Endlich beginnen auch die Bauarbeiten für das fehlende Glied der Eisenbahnlinie China–Kirgisistan–Usbekistan5 – ein neues strategisches eurasisches Logistiknetz entlang der Neuen Seidenstrasse, das Afghanistan sowohl mit China als auch mit dem europäischen Markt verbinden kann.

Die geopolitische Bedeutung der Normalisierung des Verhältnisses zwischen China und Afghanistan ist in der Tat in der gegenwärtigen Weltlage global zu messen. Eine freundliche Regierung in Kabul gibt China eine enorme strategische Tiefe, um die feindlichen Schritte der USA im asiatisch-pazifischen Raum zurückzudrängen.

Unterm Strich knüpft China formale Beziehungen zu einer militanten islamistischen Bewegung, die einst Osama bin Laden beherbergte, und das zu einer Zeit, in der die USA die Widerstandsbewegungen im muslimischen Nahen Osten dämonisieren und eine bösartige, langwierige Kampagne gegen sie in Syrien, Irak und Jemen entfesseln. Natürlich werden sich die Widerstandsbewegungen im muslimischen Nahen Osten von Chinas Beispiel inspirieren lassen.

Ebenso ist die Teilnahme von 9 regionalen Staaten – insbesondere Indonesien und Indien – an dem von der Taliban-Regierung in Kabul veranstalteten regionalen Treffen eine Bestätigung des asiatischen Jahrhunderts. In seiner Rede auf dem Treffen in Kabul betonte Taliban-Aussenminister Muttaqi, dass diese Länder «regionale Dialoge führen sollten, um die positive Interaktion mit Afghanistan zu verstärken und fortzusetzen». Muttaqi forderte die Teilnehmer auf, die sich in Afghanistan bietenden Chancen für die Entwicklung der Region zu nutzen und auch «den Umgang mit potenziellen Bedrohungen zu koordinieren».
■ ■ ■ ■ ■ ■ ■
> ZU ERLEDIGENDE AUFGABEN
a. Schreiben Sie aus dem Auszug über China und Afghanistan den Abschnitt wortgetreu ab, der mit den Worten „Die geopolitische Bedeutung“ beginnt und nach den Worten „Beispiel inspirieren lassen.“ endet.
b. Übersetzen Sie den folgenden Satz aus dem Auszug über China und Afghanistan ins Englische: „Die geopolitische Bedeutung der Normalisierung des Verhältnisses zwischen China und Afghanistan ist in der Tat in der gegenwärtigen Weltlage global zu messen.“

> VORLIEGENDE EINTRÄGE
■ ■ ■ ■ ■ ■ ■
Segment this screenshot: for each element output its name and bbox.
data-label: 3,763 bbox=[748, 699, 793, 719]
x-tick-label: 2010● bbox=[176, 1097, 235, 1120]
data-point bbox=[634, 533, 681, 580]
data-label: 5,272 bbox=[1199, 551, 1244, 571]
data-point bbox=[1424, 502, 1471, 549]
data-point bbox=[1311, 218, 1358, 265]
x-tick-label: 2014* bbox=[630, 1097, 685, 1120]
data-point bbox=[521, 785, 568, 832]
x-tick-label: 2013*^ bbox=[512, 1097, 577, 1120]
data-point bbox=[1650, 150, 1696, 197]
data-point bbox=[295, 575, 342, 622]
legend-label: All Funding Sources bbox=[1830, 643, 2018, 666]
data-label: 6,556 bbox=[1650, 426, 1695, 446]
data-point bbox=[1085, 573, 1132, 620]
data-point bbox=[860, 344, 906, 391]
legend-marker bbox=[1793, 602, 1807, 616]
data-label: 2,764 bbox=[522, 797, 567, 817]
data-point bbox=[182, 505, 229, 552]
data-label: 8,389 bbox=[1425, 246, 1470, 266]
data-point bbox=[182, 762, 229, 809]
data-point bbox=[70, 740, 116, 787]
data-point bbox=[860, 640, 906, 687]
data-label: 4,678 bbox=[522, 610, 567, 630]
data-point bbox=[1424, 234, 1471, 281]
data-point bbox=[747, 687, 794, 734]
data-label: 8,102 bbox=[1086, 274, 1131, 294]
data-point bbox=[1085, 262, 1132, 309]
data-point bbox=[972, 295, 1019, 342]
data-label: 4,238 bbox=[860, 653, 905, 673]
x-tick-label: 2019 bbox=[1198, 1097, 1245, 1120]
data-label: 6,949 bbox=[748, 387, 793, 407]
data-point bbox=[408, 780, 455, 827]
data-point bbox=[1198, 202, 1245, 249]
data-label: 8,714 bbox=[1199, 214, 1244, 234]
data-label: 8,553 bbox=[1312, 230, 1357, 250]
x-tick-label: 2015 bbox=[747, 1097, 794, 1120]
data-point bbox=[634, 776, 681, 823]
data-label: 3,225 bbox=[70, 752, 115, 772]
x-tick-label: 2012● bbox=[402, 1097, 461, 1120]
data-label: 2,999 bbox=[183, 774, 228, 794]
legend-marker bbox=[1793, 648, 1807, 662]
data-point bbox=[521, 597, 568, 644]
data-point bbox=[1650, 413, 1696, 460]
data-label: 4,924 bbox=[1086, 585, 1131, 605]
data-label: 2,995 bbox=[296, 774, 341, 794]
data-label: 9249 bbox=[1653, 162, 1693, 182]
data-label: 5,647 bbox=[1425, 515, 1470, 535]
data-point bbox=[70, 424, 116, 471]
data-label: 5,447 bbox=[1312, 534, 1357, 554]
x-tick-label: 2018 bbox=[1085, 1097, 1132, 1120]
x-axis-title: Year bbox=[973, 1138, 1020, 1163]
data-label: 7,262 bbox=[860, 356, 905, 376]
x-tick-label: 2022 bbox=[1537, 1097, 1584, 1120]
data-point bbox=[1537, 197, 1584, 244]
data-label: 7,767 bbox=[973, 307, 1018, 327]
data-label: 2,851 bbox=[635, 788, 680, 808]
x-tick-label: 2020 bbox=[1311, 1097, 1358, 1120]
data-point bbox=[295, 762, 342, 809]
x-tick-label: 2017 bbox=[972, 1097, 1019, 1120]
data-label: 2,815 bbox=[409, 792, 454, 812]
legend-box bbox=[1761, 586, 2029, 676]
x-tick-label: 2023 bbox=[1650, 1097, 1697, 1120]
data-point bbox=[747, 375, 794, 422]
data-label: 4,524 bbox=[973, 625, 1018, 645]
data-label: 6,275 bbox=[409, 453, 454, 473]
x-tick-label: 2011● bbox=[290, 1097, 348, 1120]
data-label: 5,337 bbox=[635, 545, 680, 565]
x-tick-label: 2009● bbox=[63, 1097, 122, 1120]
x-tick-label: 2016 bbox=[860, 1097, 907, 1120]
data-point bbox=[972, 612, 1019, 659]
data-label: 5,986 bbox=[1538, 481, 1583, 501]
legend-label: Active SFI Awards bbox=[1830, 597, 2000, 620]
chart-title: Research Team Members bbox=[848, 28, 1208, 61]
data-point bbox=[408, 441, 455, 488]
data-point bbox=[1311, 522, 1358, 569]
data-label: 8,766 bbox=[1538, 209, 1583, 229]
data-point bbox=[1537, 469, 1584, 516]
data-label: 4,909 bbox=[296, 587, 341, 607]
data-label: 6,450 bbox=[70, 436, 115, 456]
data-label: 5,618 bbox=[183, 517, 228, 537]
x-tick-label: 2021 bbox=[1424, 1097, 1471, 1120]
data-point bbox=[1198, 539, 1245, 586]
■ ■ ■ ■ ■ ■ ■
> DIE LÖSUNGEN
a.
Die geopolitische Bedeutung der Normalisierung des Verhältnisses zwischen China und Afghanistan ist in der Tat in der gegenwärtigen Weltlage global zu messen. Eine freundliche Regierung in Kabul gibt China eine enorme strategische Tiefe, um die feindlichen Schritte der USA im asiatisch-pazifischen Raum zurückzudrängen.

Unterm Strich knüpft China formale Beziehungen zu einer militanten islamistischen Bewegung, die einst Osama bin Laden beherbergte, und das zu einer Zeit, in der die USA die Widerstandsbewegungen im muslimischen Nahen Osten dämonisieren und eine bösartige, langwierige Kampagne gegen sie in Syrien, Irak und Jemen entfesseln. Natürlich werden sich die Widerstandsbewegungen im muslimischen Nahen Osten von Chinas Beispiel inspirieren lassen.

b. The geopolitical significance of the normalization of relations between China and Afghanistan must indeed be measured globally in the current world situation.